§ Work instructions: Copy out the entries in full and with complete accuracy; pictures are excluded.
━━━ Given records
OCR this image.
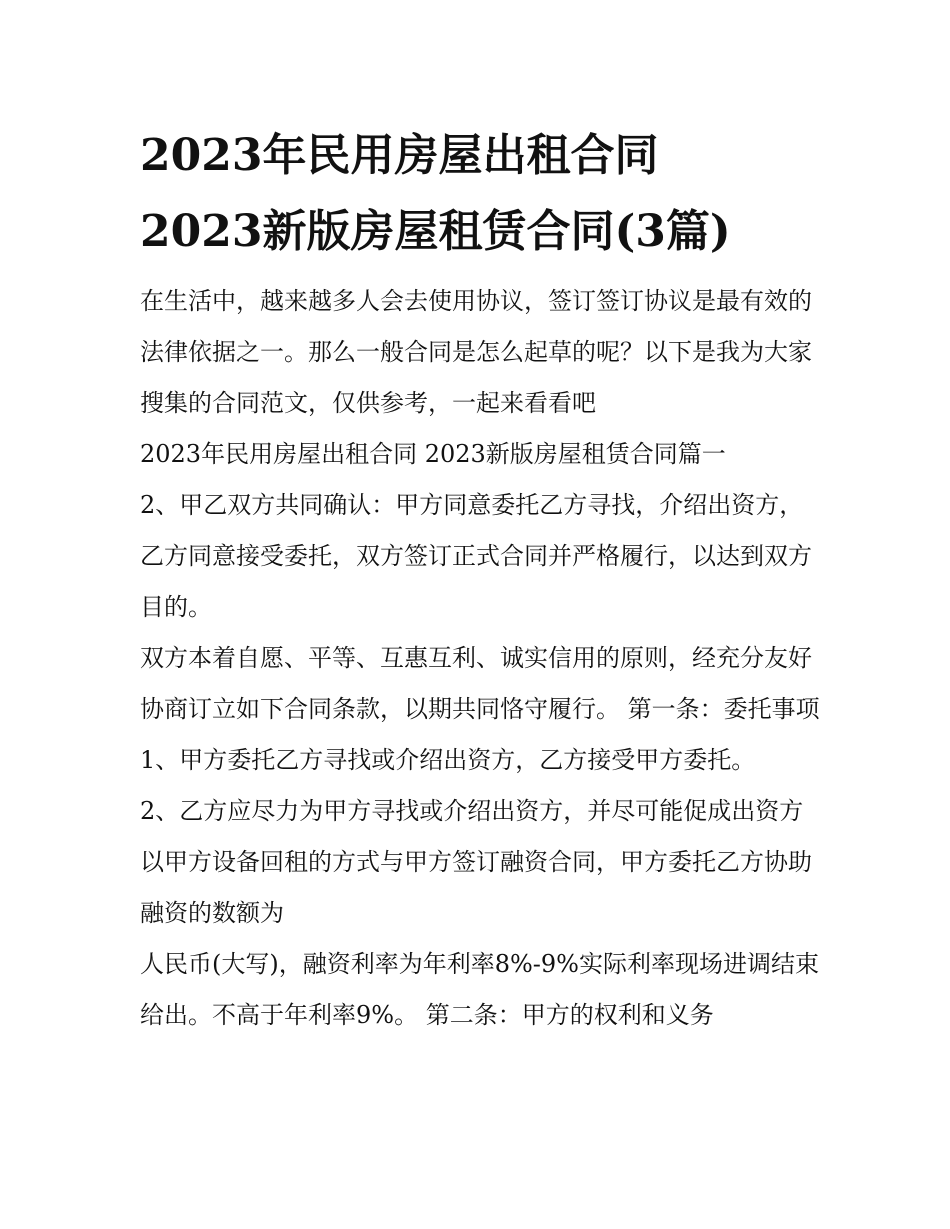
2023年民用房屋出租合同
2023新版房屋租赁合同(3篇)

在生活中，越来越多人会去使用协议，签订签订协议是最有效的法律依据之一。那么一般合同是怎么起草的呢？以下是我为大家搜集的合同范文，仅供参考，一起来看看吧

2023年民用房屋出租合同 2023新版房屋租赁合同篇一

2、甲乙双方共同确认：甲方同意委托乙方寻找，介绍出资方，乙方同意接受委托，双方签订正式合同并严格履行，以达到双方目的。

双方本着自愿、平等、互惠互利、诚实信用的原则，经充分友好协商订立如下合同条款，以期共同恪守履行。 第一条：委托事项

1、甲方委托乙方寻找或介绍出资方，乙方接受甲方委托。

2、乙方应尽力为甲方寻找或介绍出资方，并尽可能促成出资方以甲方设备回租的方式与甲方签订融资合同，甲方委托乙方协助融资的数额为

人民币(大写)，融资利率为年利率8%-9%实际利率现场进调结束给出。不高于年利率9%。 第二条：甲方的权利和义务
━━━━━━
§ Correct answer:
OCR this image.
2023年民用房屋出租合同
2023新版房屋租赁合同(3篇)

在生活中，越来越多人会去使用协议，签订签订协议是最有效的法律依据之一。那么一般合同是怎么起草的呢？以下是我为大家搜集的合同范文，仅供参考，一起来看看吧

2023年民用房屋出租合同 2023新版房屋租赁合同篇一

2、甲乙双方共同确认：甲方同意委托乙方寻找，介绍出资方，乙方同意接受委托，双方签订正式合同并严格履行，以达到双方目的。

双方本着自愿、平等、互惠互利、诚实信用的原则，经充分友好协商订立如下合同条款，以期共同恪守履行。 第一条：委托事项

1、甲方委托乙方寻找或介绍出资方，乙方接受甲方委托。

2、乙方应尽力为甲方寻找或介绍出资方，并尽可能促成出资方以甲方设备回租的方式与甲方签订融资合同，甲方委托乙方协助融资的数额为

人民币(大写)，融资利率为年利率8%-9%实际利率现场进调结束给出。不高于年利率9%。 第二条：甲方的权利和义务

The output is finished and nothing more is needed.